» INPUT FOR THIS TASK
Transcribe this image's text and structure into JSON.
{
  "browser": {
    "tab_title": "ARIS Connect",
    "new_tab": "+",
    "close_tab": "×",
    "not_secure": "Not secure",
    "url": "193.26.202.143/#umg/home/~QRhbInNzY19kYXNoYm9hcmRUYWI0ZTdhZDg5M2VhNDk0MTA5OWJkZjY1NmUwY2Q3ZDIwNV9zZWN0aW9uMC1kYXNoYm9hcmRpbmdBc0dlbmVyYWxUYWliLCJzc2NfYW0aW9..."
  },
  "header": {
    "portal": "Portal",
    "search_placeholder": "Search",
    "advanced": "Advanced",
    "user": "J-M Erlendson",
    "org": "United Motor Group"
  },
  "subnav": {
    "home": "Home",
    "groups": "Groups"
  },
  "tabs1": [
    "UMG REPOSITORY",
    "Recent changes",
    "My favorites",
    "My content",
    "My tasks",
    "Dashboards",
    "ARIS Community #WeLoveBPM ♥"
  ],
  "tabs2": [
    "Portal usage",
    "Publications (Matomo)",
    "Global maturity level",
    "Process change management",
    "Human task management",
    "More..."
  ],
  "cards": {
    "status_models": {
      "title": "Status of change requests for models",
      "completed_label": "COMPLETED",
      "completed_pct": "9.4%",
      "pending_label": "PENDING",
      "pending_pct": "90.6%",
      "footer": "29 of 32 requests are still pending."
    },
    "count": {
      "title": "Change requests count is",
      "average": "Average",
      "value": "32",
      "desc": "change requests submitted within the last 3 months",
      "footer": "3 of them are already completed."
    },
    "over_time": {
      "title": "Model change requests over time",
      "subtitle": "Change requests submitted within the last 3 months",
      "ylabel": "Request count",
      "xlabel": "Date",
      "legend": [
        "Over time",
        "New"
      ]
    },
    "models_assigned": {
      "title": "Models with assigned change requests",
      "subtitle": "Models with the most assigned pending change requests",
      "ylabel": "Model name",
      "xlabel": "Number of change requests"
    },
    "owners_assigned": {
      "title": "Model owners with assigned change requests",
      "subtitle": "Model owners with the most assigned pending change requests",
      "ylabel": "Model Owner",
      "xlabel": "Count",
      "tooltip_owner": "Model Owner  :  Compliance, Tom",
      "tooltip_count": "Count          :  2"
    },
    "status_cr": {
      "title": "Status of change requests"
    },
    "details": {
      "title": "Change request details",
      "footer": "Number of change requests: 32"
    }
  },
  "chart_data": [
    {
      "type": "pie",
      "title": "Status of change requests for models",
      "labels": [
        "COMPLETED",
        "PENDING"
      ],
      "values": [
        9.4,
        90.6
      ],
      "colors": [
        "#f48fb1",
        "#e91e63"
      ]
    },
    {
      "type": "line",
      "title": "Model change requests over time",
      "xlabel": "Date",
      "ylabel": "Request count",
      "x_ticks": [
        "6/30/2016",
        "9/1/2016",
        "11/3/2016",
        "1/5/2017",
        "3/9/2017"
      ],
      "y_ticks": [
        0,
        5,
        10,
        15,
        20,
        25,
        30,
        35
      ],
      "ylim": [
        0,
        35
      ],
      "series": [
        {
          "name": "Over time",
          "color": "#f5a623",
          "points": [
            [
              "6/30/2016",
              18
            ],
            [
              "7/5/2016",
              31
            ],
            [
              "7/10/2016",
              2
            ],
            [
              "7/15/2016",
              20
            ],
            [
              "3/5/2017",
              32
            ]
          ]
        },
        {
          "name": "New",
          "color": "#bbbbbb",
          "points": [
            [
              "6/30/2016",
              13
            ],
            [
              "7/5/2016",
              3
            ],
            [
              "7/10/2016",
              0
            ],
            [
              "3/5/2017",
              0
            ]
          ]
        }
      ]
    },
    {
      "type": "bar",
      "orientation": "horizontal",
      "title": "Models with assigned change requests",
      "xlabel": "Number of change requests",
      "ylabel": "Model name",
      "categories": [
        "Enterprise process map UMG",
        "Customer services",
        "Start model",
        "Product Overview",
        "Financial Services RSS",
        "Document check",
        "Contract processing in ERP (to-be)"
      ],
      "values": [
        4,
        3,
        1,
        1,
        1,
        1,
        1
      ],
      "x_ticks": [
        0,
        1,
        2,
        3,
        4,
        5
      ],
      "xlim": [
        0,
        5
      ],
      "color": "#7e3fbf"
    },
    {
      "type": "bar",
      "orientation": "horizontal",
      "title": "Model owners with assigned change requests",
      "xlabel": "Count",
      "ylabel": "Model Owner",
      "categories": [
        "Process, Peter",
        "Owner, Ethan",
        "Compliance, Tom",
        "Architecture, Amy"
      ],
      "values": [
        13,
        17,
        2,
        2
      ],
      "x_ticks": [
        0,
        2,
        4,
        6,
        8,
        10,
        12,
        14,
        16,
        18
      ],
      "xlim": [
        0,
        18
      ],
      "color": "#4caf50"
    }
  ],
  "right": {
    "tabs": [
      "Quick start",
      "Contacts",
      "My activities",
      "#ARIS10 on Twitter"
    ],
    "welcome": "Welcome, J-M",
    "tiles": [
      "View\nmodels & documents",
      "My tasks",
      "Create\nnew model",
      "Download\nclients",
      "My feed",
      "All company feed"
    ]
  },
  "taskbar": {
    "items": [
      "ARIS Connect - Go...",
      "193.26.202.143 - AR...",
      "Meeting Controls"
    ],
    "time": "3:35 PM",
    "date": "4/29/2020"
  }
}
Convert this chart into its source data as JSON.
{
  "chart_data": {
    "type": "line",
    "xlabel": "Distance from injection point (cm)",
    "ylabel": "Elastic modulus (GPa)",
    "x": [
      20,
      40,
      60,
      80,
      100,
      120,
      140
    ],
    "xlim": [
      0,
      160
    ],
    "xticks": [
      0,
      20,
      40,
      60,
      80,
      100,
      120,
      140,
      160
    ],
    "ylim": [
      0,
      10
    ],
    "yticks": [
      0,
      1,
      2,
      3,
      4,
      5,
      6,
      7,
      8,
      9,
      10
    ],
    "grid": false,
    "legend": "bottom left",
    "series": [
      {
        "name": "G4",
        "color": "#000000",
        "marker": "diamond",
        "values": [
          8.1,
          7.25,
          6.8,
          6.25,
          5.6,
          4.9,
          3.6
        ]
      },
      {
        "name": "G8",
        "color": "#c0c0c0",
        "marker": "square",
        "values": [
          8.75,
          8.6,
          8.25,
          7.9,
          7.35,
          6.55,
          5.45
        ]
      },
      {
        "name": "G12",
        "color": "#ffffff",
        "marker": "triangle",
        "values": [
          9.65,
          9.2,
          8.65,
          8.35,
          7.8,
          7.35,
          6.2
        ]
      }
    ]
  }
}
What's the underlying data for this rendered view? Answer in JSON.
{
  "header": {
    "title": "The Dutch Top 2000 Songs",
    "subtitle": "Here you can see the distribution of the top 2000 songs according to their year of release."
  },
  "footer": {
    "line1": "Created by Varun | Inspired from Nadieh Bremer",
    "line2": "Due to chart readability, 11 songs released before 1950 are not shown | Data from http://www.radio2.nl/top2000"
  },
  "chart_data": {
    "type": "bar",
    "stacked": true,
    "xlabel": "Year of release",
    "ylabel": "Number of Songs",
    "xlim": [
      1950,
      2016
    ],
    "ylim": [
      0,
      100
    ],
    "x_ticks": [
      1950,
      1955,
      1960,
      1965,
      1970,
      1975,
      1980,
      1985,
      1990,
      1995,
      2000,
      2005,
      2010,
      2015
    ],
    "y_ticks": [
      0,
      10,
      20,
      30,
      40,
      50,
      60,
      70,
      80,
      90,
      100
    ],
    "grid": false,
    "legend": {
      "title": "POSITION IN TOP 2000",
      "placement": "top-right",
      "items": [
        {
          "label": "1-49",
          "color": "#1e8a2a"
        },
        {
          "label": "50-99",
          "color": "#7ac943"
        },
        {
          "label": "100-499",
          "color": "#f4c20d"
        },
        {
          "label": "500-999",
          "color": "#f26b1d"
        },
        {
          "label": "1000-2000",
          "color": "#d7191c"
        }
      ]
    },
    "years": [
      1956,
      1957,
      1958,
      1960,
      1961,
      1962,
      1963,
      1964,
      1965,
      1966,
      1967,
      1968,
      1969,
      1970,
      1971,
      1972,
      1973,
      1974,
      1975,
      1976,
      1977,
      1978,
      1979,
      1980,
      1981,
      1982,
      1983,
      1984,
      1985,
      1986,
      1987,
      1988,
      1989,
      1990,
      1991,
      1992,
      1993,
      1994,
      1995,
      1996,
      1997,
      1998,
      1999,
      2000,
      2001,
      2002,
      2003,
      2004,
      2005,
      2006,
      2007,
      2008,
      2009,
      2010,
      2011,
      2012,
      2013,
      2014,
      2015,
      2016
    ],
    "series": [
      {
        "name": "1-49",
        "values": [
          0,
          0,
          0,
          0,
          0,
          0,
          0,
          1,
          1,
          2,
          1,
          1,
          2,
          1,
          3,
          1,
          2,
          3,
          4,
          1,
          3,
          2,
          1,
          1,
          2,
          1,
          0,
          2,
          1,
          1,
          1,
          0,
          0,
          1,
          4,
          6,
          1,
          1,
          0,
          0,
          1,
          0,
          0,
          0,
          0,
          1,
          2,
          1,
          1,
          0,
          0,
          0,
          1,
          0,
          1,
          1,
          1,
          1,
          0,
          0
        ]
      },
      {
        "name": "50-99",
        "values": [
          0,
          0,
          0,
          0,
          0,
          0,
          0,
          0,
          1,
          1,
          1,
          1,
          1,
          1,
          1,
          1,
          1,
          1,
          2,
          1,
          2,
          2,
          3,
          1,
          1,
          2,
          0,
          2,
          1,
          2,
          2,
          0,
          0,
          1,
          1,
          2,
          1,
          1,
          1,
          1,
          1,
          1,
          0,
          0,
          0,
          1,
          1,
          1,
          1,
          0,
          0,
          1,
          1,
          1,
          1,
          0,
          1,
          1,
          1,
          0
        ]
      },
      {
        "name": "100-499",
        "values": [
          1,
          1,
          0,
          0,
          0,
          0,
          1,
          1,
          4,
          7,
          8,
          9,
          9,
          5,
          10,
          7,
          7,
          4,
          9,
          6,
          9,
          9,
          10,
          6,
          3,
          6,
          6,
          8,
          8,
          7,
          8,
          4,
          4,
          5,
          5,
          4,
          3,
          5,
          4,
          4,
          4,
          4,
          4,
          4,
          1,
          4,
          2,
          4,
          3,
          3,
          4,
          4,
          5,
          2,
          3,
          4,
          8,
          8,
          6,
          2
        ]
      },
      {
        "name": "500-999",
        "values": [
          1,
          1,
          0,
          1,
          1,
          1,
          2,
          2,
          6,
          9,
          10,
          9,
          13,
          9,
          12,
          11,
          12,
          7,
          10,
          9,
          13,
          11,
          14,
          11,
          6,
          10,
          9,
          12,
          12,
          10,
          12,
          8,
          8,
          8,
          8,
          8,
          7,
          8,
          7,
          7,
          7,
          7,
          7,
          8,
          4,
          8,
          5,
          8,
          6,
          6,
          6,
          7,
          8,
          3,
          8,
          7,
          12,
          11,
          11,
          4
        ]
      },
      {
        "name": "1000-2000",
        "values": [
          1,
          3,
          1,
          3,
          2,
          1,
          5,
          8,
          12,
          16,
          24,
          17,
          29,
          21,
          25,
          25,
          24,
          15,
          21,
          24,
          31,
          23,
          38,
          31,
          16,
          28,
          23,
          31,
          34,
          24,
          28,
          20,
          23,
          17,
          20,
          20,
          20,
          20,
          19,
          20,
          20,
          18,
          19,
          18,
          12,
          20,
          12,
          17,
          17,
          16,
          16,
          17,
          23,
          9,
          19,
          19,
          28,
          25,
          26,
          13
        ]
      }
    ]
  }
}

» TASK TO CARRY OUT
Check each line of the records above for the string "submitted", and report every line that has it.

» FINAL RESULT
      "desc": "change requests submitted within the last 3 months",
      "subtitle": "Change requests submitted within the last 3 months",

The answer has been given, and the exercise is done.